> [WHAT THE TASK REQUIRES]: Tally the lines in the records underneath that contain the string "LAML", and state the figure by itself.

------ DATA SUPPLIED

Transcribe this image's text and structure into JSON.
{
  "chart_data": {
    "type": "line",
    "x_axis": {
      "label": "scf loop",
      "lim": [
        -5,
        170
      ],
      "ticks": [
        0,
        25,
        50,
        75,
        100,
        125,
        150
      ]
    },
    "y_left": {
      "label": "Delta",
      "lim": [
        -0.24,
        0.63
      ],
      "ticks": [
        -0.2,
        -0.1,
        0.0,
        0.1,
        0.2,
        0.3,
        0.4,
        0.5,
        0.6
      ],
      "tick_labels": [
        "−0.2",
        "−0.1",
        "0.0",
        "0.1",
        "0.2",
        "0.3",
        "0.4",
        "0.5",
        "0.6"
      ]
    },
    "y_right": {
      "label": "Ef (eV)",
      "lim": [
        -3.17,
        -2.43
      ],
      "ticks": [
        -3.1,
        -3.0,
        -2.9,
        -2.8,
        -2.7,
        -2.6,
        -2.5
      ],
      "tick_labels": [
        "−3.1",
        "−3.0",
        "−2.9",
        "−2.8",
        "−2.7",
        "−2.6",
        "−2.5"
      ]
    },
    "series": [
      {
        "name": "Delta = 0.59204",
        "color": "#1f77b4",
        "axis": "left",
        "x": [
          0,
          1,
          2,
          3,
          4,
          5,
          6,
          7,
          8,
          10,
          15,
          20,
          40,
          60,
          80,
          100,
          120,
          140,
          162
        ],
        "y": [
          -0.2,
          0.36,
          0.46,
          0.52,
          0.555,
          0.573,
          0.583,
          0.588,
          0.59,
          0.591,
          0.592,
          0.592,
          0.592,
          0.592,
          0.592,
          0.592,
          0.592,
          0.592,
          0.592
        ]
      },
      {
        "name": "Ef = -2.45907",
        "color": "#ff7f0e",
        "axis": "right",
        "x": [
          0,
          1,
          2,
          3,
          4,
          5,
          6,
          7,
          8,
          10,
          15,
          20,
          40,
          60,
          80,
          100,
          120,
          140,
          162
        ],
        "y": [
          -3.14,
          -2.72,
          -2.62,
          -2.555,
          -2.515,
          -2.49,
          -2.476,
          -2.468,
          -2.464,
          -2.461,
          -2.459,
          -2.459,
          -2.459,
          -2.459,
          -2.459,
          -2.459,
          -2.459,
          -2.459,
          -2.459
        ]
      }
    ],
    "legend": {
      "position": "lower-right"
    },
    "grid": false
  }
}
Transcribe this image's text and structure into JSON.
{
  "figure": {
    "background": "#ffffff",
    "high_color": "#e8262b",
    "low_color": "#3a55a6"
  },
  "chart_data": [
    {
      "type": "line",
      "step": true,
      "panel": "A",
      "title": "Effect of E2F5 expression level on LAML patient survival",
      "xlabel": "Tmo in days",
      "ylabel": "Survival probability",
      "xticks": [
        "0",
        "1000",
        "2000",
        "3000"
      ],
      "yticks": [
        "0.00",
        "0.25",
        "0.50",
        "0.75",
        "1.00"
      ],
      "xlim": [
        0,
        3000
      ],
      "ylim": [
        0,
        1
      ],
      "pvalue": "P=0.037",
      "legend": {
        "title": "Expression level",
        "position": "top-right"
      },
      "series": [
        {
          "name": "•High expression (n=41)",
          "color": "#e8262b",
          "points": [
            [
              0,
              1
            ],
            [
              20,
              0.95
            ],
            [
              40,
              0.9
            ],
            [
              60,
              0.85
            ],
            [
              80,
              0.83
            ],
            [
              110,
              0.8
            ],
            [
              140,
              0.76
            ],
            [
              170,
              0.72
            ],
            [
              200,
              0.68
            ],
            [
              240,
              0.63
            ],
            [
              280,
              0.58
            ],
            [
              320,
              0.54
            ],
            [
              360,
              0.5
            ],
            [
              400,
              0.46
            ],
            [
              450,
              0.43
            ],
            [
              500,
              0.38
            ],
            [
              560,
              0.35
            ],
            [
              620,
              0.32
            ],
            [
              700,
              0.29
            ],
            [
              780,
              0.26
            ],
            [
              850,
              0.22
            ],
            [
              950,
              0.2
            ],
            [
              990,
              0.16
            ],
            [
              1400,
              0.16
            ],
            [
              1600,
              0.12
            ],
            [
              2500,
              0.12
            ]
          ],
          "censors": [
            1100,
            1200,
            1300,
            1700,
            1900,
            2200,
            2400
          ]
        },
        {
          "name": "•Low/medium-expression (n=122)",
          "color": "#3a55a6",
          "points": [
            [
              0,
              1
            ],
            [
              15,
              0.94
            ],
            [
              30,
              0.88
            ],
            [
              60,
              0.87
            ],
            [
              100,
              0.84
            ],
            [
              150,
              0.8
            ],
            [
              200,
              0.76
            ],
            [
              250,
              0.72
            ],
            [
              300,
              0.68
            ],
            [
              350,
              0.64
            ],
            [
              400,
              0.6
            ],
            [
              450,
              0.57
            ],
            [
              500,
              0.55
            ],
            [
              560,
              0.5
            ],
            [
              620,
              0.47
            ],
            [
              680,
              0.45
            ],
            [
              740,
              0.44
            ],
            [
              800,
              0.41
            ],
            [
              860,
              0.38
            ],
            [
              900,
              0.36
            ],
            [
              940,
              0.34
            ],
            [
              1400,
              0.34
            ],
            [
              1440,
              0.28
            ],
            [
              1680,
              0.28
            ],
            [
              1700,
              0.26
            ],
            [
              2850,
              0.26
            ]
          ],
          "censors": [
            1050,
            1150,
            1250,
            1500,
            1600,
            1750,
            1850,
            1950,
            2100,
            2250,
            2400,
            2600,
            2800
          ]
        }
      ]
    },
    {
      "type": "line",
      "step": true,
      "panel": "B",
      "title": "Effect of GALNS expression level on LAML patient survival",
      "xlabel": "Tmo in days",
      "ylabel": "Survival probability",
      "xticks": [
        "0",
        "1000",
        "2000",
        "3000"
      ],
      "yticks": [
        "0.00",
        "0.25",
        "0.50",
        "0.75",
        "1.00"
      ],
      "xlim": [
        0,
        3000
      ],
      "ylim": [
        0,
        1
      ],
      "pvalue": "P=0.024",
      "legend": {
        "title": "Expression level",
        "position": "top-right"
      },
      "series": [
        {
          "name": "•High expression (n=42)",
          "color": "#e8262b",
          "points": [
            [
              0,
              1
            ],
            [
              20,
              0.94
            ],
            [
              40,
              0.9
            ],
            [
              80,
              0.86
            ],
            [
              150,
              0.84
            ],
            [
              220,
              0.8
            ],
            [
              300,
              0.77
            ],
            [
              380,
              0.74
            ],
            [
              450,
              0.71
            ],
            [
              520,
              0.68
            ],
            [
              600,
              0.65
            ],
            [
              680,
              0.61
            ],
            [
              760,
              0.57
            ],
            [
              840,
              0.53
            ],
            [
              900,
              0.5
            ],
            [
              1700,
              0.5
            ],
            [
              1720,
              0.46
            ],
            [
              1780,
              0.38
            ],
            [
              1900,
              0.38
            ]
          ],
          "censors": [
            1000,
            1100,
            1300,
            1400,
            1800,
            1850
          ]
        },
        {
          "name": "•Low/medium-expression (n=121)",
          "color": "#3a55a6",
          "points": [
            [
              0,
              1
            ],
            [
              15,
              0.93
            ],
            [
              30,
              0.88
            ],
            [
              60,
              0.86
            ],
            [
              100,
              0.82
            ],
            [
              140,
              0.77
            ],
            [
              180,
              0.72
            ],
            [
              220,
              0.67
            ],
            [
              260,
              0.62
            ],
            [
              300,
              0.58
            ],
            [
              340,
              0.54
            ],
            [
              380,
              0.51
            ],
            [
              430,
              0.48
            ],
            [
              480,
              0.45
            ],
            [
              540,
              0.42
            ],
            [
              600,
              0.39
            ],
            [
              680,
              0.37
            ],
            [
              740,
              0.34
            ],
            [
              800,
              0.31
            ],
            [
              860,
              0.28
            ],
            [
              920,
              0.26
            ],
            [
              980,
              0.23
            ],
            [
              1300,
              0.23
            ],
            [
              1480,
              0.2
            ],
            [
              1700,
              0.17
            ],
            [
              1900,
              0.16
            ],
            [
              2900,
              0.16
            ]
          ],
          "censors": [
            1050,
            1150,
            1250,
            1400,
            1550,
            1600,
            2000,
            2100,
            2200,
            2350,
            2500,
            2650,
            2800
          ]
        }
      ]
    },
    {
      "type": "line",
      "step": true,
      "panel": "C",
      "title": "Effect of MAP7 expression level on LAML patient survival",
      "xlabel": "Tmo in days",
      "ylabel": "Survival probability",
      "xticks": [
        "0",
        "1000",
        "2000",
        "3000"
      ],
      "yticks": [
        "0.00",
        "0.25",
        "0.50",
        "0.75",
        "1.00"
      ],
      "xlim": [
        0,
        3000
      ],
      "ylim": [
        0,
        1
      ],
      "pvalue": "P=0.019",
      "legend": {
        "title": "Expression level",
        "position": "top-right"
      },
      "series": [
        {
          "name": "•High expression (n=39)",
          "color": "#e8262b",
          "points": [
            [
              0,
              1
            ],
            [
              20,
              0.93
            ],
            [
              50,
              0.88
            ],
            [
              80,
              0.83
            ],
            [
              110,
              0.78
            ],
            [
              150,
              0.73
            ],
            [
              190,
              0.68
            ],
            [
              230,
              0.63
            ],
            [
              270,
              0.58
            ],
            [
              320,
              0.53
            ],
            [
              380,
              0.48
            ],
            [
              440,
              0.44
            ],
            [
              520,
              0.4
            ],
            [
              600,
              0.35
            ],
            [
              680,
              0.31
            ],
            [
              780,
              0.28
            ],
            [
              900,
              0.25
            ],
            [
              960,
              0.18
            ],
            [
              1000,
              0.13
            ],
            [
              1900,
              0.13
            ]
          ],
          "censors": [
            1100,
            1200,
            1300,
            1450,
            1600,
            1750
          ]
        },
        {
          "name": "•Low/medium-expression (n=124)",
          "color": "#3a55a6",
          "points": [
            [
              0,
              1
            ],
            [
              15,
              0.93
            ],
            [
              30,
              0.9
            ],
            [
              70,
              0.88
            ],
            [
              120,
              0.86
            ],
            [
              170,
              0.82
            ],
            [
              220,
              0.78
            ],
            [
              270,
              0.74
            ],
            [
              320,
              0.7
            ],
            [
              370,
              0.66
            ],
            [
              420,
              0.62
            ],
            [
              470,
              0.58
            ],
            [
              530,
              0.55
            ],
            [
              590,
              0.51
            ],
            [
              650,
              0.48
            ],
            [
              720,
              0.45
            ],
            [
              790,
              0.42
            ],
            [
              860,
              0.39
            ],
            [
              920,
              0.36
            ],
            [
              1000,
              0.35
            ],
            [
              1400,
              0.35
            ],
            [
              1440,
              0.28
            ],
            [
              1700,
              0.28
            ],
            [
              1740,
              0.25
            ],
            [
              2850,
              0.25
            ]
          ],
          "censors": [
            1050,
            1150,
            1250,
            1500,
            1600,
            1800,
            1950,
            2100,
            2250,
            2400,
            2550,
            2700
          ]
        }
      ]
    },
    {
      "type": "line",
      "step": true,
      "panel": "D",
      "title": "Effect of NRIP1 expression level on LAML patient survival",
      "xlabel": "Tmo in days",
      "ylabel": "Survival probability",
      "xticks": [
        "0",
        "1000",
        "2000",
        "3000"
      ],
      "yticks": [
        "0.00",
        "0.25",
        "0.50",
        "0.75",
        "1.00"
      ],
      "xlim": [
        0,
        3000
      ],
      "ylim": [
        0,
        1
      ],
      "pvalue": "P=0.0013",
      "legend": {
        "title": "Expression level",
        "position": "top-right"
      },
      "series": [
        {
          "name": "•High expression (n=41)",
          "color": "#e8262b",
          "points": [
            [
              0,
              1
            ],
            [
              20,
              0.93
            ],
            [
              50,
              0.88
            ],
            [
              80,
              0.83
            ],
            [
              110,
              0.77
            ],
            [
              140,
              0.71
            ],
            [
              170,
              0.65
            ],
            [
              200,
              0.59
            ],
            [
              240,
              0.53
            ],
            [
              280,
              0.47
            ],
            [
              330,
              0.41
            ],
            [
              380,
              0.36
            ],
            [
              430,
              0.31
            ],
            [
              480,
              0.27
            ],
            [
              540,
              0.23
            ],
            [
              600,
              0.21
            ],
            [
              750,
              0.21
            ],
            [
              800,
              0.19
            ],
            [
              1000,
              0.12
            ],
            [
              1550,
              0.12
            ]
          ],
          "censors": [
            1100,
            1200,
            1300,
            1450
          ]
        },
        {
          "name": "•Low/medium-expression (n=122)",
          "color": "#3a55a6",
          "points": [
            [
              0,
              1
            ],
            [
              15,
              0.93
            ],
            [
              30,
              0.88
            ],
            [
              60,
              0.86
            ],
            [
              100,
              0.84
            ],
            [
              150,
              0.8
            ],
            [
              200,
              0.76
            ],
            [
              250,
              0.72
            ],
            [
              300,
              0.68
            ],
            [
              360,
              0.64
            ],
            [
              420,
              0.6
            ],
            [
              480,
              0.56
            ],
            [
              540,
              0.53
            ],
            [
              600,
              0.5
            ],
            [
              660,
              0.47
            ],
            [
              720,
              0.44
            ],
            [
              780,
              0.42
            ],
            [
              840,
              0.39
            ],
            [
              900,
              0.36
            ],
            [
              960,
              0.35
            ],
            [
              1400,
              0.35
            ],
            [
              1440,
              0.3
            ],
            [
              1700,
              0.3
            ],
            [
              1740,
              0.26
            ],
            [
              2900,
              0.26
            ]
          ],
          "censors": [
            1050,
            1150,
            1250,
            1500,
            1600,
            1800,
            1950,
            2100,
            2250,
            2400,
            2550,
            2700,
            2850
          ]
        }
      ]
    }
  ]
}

------------

> [TASK SOLUTION]: 4